Aim of the exercise -> Locate the string "color" in the records below. Copy every line where it occurs.
## begin Entries supplied
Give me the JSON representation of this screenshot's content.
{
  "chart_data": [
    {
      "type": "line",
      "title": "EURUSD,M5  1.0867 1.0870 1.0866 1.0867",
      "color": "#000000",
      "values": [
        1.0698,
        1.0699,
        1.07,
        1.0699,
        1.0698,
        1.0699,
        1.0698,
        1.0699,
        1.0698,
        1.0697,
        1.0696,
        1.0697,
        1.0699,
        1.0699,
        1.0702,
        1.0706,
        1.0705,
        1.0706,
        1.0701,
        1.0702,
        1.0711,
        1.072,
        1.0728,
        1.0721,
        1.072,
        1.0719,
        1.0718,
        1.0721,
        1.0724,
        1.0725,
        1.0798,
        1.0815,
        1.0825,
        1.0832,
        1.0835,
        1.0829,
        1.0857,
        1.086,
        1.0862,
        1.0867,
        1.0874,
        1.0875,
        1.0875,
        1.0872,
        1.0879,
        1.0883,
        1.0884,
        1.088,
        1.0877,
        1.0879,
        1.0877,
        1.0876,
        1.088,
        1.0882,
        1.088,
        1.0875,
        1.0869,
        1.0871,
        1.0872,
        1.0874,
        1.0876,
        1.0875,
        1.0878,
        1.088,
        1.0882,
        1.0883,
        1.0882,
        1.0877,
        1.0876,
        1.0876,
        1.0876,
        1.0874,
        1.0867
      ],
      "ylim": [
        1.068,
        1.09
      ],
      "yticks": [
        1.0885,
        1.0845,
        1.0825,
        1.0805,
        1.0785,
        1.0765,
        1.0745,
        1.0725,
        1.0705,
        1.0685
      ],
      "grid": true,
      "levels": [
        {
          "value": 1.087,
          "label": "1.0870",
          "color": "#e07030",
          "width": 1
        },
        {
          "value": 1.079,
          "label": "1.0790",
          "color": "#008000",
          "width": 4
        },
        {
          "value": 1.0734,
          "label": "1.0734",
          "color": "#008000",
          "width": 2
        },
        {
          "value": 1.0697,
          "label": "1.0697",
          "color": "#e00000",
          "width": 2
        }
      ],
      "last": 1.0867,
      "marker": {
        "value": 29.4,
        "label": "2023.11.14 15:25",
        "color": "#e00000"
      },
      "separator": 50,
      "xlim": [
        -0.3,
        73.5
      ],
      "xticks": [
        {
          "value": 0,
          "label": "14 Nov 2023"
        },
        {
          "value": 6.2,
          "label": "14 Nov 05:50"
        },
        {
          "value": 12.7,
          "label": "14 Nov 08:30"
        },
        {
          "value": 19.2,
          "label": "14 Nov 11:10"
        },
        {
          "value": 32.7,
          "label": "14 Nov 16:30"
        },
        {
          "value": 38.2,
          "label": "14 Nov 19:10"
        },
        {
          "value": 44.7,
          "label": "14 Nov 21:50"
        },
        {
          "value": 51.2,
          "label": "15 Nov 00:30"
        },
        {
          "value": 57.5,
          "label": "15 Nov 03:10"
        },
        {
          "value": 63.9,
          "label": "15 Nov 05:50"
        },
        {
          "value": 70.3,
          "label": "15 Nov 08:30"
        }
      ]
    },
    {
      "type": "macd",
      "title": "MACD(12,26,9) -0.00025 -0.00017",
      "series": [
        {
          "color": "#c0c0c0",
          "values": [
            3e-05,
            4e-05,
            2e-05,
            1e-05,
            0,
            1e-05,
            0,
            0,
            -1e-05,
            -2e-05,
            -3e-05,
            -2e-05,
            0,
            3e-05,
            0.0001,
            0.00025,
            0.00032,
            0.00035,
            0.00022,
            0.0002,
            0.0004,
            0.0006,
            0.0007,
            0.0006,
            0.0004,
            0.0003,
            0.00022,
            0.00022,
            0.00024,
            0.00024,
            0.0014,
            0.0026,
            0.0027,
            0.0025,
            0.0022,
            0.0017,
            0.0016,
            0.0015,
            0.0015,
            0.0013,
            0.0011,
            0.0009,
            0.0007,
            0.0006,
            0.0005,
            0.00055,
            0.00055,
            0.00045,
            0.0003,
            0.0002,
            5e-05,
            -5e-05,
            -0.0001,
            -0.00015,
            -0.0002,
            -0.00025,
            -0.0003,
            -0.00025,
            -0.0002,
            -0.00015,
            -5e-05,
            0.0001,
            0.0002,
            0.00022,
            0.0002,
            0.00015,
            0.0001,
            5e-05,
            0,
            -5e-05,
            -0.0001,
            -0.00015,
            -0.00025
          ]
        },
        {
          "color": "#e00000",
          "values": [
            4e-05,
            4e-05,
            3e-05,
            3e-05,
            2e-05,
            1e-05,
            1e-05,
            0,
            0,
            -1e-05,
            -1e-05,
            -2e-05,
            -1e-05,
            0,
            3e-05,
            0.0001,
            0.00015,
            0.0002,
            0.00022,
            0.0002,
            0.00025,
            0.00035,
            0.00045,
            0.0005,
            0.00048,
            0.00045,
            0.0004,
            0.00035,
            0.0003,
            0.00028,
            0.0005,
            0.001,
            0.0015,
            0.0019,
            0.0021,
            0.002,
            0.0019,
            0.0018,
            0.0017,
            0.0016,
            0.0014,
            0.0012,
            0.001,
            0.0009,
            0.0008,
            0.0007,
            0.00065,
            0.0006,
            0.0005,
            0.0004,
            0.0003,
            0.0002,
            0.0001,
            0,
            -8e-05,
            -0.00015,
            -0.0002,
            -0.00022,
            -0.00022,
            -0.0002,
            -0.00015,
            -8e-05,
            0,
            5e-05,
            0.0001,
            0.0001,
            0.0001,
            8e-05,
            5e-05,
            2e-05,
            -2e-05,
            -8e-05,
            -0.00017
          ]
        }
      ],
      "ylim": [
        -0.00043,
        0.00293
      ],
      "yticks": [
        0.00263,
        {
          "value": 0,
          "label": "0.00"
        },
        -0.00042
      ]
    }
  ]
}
## end Entries supplied
Written response ->
      "color": "#000000",
          "color": "#e07030",
          "color": "#008000",
          "color": "#008000",
          "color": "#e00000",
        "color": "#e00000"
          "color": "#c0c0c0",
          "color": "#e00000",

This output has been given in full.